[GOAL]:
Reproduce the listing word for word. Skip any image.

####################

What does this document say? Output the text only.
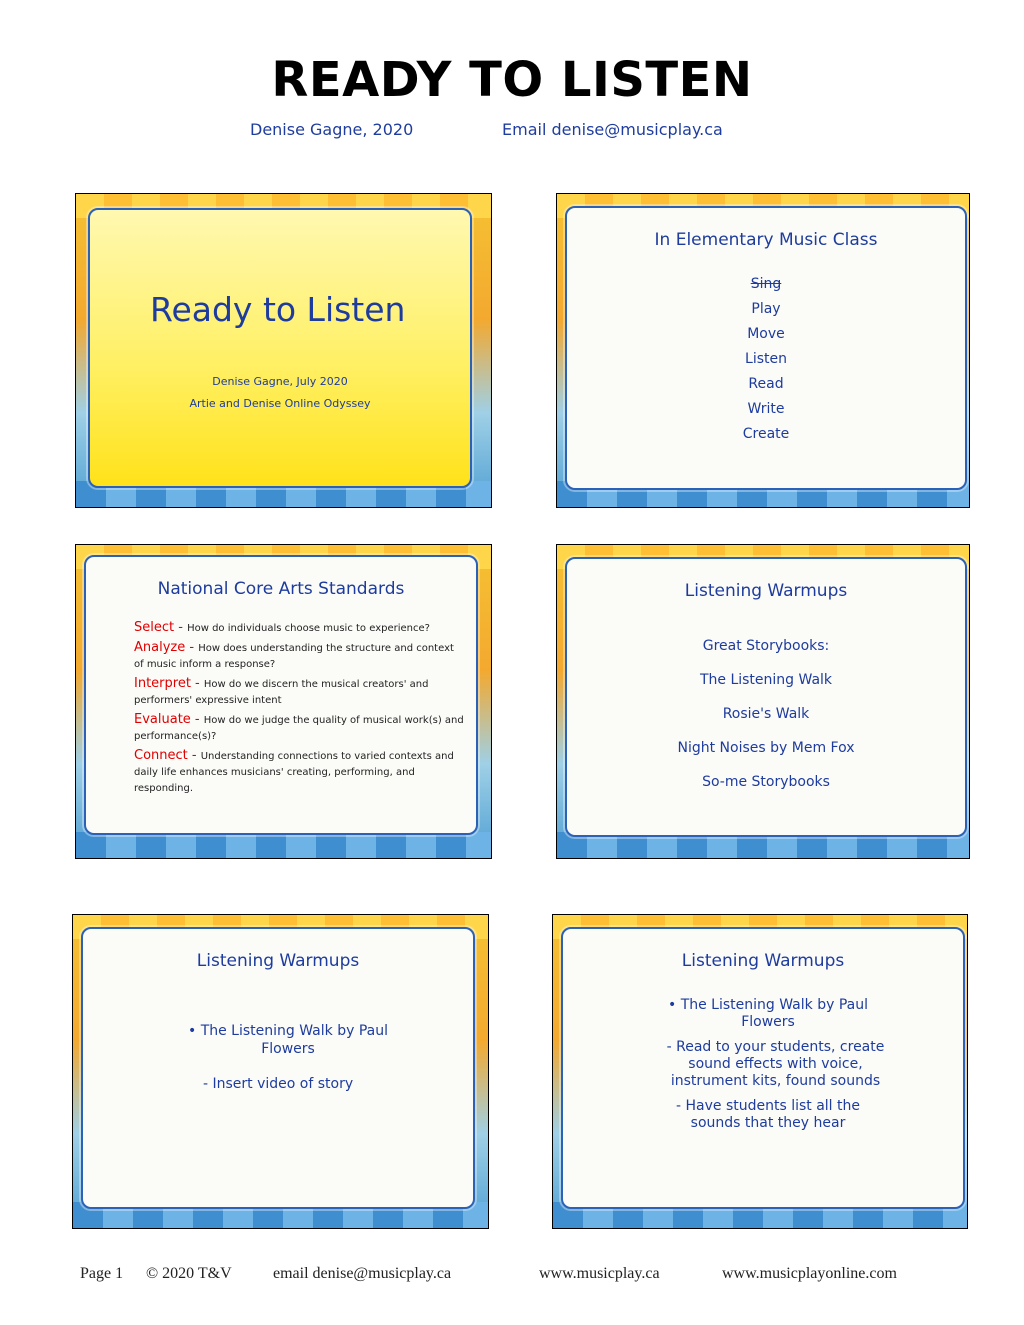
READY TO LISTEN
Denise Gagne, 2020	Email denise@musicplay.ca
Ready to Listen
Denise Gagne, July 2020
Artie and Denise Online Odyssey
In Elementary Music Class
Sing
Play
Move
Listen
Read
Write
Create
National Core Arts Standards
Select - How do individuals choose music to experience?
Analyze - How does understanding the structure and context of music inform a response?
Interpret - How do we discern the musical creators' and performers' expressive intent
Evaluate - How do we judge the quality of musical work(s) and performance(s)?
Connect - Understanding connections to varied contexts and daily life enhances musicians' creating, performing, and responding.
Listening Warmups
Great Storybooks:
The Listening Walk
Rosie's Walk
Night Noises by Mem Fox
So-me Storybooks
Listening Warmups
• The Listening Walk by Paul Flowers
- Insert video of story
Listening Warmups
• The Listening Walk by Paul Flowers
- Read to your students, create sound effects with voice, instrument kits, found sounds
- Have students list all the sounds that they hear
Page 1 © 2020 T&V	email denise@musicplay.ca	www.musicplay.ca	www.musicplayonline.com
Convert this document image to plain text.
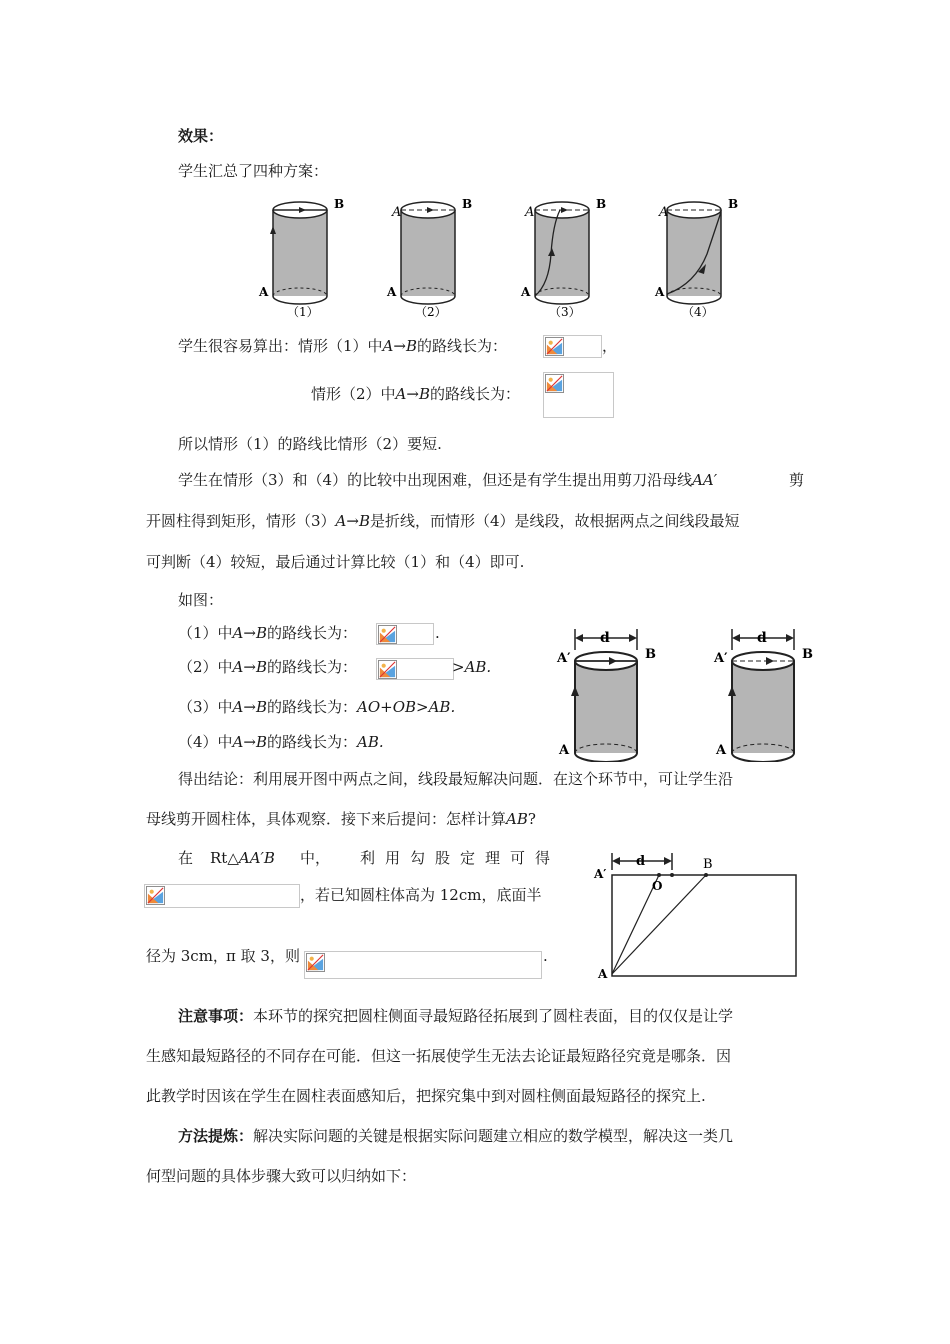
效果：
学生汇总了四种方案：
A
B
（1）
A
A
B
（2）
A
A
B
（3）
A
A
B
（4）
学生很容易算出：情形（1）中A→B的路线长为：	，
情形（2）中A→B的路线长为：
所以情形（1）的路线比情形（2）要短.
学生在情形（3）和（4）的比较中出现困难，但还是有学生提出用剪刀沿母线AA′	剪
开圆柱得到矩形，情形（3）A→B是折线，而情形（4）是线段，故根据两点之间线段最短
可判断（4）较短，最后通过计算比较（1）和（4）即可.
如图：
（1）中A→B的路线长为：	.
（2）中A→B的路线长为：	>AB.
（3）中A→B的路线长为：AO+OB>AB.
（4）中A→B的路线长为：AB.
d
A′	B
A
d
A′	B
A
得出结论：利用展开图中两点之间，线段最短解决问题．在这个环节中，可让学生沿
母线剪开圆柱体，具体观察．接下来后提问：怎样计算AB?
在 Rt△AA′B 中， 利用勾股定理可得
，若已知圆柱体高为 12cm，底面半
径为 3cm，
π 取 3，则	.
d
A′
B
O
A
注意事项：本环节的探究把圆柱侧面寻最短路径拓展到了圆柱表面，目的仅仅是让学
生感知最短路径的不同存在可能．但这一拓展使学生无法去论证最短路径究竟是哪条．因
此教学时因该在学生在圆柱表面感知后，把探究集中到对圆柱侧面最短路径的探究上.
方法提炼：解决实际问题的关键是根据实际问题建立相应的数学模型，解决这一类几
何型问题的具体步骤大致可以归纳如下：
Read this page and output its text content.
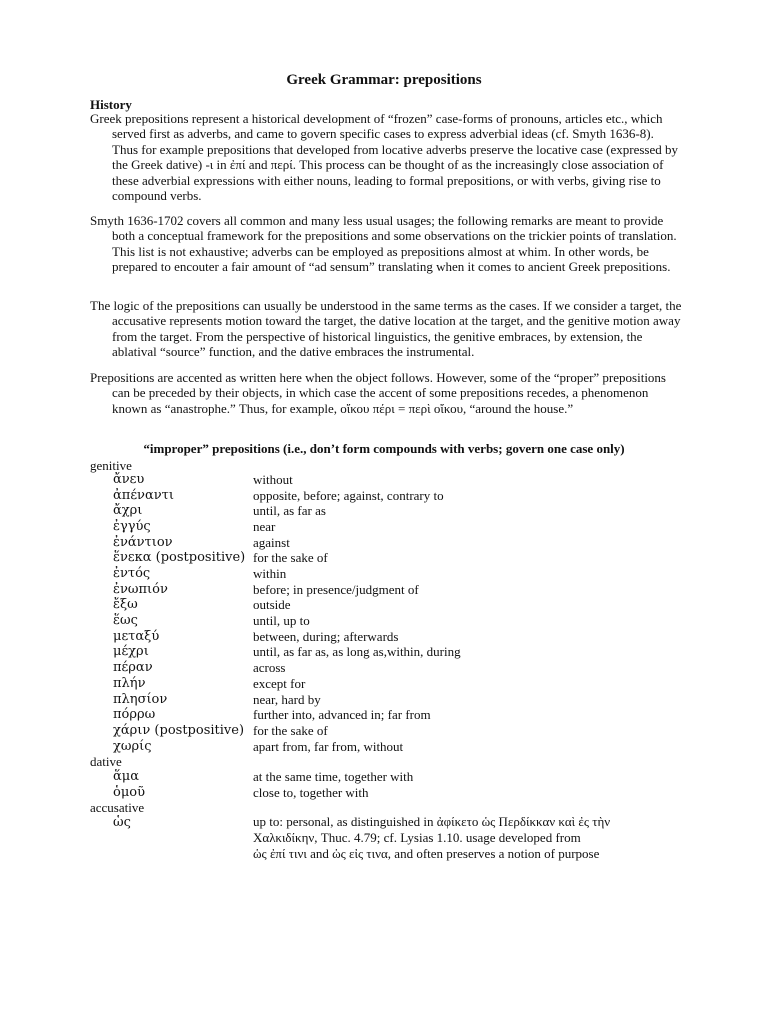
Greek Grammar: prepositions
History

Greek prepositions represent a historical development of “frozen” case-forms of pronouns, articles etc., which served first as adverbs, and came to govern specific cases to express adverbial ideas (cf. Smyth 1636-8). Thus for example prepositions that developed from locative adverbs preserve the locative case (expressed by the Greek dative) -ι in ἐπί and περί. This process can be thought of as the increasingly close association of these adverbial expressions with either nouns, leading to formal prepositions, or with verbs, giving rise to compound verbs.

Smyth 1636-1702 covers all common and many less usual usages; the following remarks are meant to provide both a conceptual framework for the prepositions and some observations on the trickier points of translation. This list is not exhaustive; adverbs can be employed as prepositions almost at whim. In other words, be prepared to encouter a fair amount of “ad sensum” translating when it comes to ancient Greek prepositions.

The logic of the prepositions can usually be understood in the same terms as the cases. If we consider a target, the accusative represents motion toward the target, the dative location at the target, and the genitive motion away from the target. From the perspective of historical linguistics, the genitive embraces, by extension, the ablatival “source” function, and the dative embraces the instrumental.

Prepositions are accented as written here when the object follows. However, some of the “proper” prepositions can be preceded by their objects, in which case the accent of some prepositions recedes, a phenomenon known as “anastrophe.” Thus, for example, οἴκου πέρι = περὶ οἴκου, “around the house.”

“improper” prepositions (i.e., don’t form compounds with verbs; govern one case only)
genitive
ἄνευ	without
ἀπέναντι	opposite, before; against, contrary to
ἄχρι	until, as far as
ἐγγύς	near
ἐνάντιον	against
ἕνεκα (postpositive) for the sake of
ἐντός	within
ἐνωπιόν	before; in presence/judgment of
ἔξω	outside
ἕως	until, up to
μεταξύ	between, during; afterwards
μέχρι	until, as far as, as long as,within, during
πέραν	across
πλήν	except for
πλησίον	near, hard by
πόρρω	further into, advanced in; far from
χάριν (postpositive) for the sake of
χωρίς	apart from, far from, without
dative
ἅμα	at the same time, together with
ὁμοῦ	close to, together with
accusative
ὡς	up to: personal, as distinguished in ἀφίκετο ὡς Περδίκκαν καὶ ἐς τὴν
Χαλκιδίκην, Thuc. 4.79; cf. Lysias 1.10. usage developed from
ὡς ἐπί τινι and ὡς εἰς τινα, and often preserves a notion of purpose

####################

[WRITTEN RESPONSE]:
What does this document say? Output the text only.
READY TO LISTEN
Denise Gagne, 2020	Email denise@musicplay.ca
Ready to Listen
Denise Gagne, July 2020
Artie and Denise Online Odyssey
In Elementary Music Class
Sing
Play
Move
Listen
Read
Write
Create
National Core Arts Standards
Select - How do individuals choose music to experience?
Analyze - How does understanding the structure and context of music inform a response?
Interpret - How do we discern the musical creators' and performers' expressive intent
Evaluate - How do we judge the quality of musical work(s) and performance(s)?
Connect - Understanding connections to varied contexts and daily life enhances musicians' creating, performing, and responding.
Listening Warmups
Great Storybooks:
The Listening Walk
Rosie's Walk
Night Noises by Mem Fox
So-me Storybooks
Listening Warmups
• The Listening Walk by Paul Flowers
- Insert video of story
Listening Warmups
• The Listening Walk by Paul Flowers
- Read to your students, create sound effects with voice, instrument kits, found sounds
- Have students list all the sounds that they hear
Page 1 © 2020 T&V	email denise@musicplay.ca	www.musicplay.ca	www.musicplayonline.com
Convert this document image to plain text.
效果：
学生汇总了四种方案：
A
B
（1）
A
A
B
（2）
A
A
B
（3）
A
A
B
（4）
学生很容易算出：情形（1）中A→B的路线长为：	，
情形（2）中A→B的路线长为：
所以情形（1）的路线比情形（2）要短.
学生在情形（3）和（4）的比较中出现困难，但还是有学生提出用剪刀沿母线AA′	剪
开圆柱得到矩形，情形（3）A→B是折线，而情形（4）是线段，故根据两点之间线段最短
可判断（4）较短，最后通过计算比较（1）和（4）即可.
如图：
（1）中A→B的路线长为：	.
（2）中A→B的路线长为：	>AB.
（3）中A→B的路线长为：AO+OB>AB.
（4）中A→B的路线长为：AB.
d
A′	B
A
d
A′	B
A
得出结论：利用展开图中两点之间，线段最短解决问题．在这个环节中，可让学生沿
母线剪开圆柱体，具体观察．接下来后提问：怎样计算AB?
在 Rt△AA′B 中， 利用勾股定理可得
，若已知圆柱体高为 12cm，底面半
径为 3cm，
π 取 3，则	.
d
A′
B
O
A
注意事项：本环节的探究把圆柱侧面寻最短路径拓展到了圆柱表面，目的仅仅是让学
生感知最短路径的不同存在可能．但这一拓展使学生无法去论证最短路径究竟是哪条．因
此教学时因该在学生在圆柱表面感知后，把探究集中到对圆柱侧面最短路径的探究上.
方法提炼：解决实际问题的关键是根据实际问题建立相应的数学模型，解决这一类几
何型问题的具体步骤大致可以归纳如下：
Read this page and output its text content.
Greek Grammar: prepositions
History

Greek prepositions represent a historical development of “frozen” case-forms of pronouns, articles etc., which served first as adverbs, and came to govern specific cases to express adverbial ideas (cf. Smyth 1636-8). Thus for example prepositions that developed from locative adverbs preserve the locative case (expressed by the Greek dative) -ι in ἐπί and περί. This process can be thought of as the increasingly close association of these adverbial expressions with either nouns, leading to formal prepositions, or with verbs, giving rise to compound verbs.

Smyth 1636-1702 covers all common and many less usual usages; the following remarks are meant to provide both a conceptual framework for the prepositions and some observations on the trickier points of translation. This list is not exhaustive; adverbs can be employed as prepositions almost at whim. In other words, be prepared to encouter a fair amount of “ad sensum” translating when it comes to ancient Greek prepositions.

The logic of the prepositions can usually be understood in the same terms as the cases. If we consider a target, the accusative represents motion toward the target, the dative location at the target, and the genitive motion away from the target. From the perspective of historical linguistics, the genitive embraces, by extension, the ablatival “source” function, and the dative embraces the instrumental.

Prepositions are accented as written here when the object follows. However, some of the “proper” prepositions can be preceded by their objects, in which case the accent of some prepositions recedes, a phenomenon known as “anastrophe.” Thus, for example, οἴκου πέρι = περὶ οἴκου, “around the house.”

“improper” prepositions (i.e., don’t form compounds with verbs; govern one case only)
genitive
ἄνευ	without
ἀπέναντι	opposite, before; against, contrary to
ἄχρι	until, as far as
ἐγγύς	near
ἐνάντιον	against
ἕνεκα (postpositive) for the sake of
ἐντός	within
ἐνωπιόν	before; in presence/judgment of
ἔξω	outside
ἕως	until, up to
μεταξύ	between, during; afterwards
μέχρι	until, as far as, as long as,within, during
πέραν	across
πλήν	except for
πλησίον	near, hard by
πόρρω	further into, advanced in; far from
χάριν (postpositive) for the sake of
χωρίς	apart from, far from, without
dative
ἅμα	at the same time, together with
ὁμοῦ	close to, together with
accusative
ὡς	up to: personal, as distinguished in ἀφίκετο ὡς Περδίκκαν καὶ ἐς τὴν
Χαλκιδίκην, Thuc. 4.79; cf. Lysias 1.10. usage developed from
ὡς ἐπί τινι and ὡς εἰς τινα, and often preserves a notion of purpose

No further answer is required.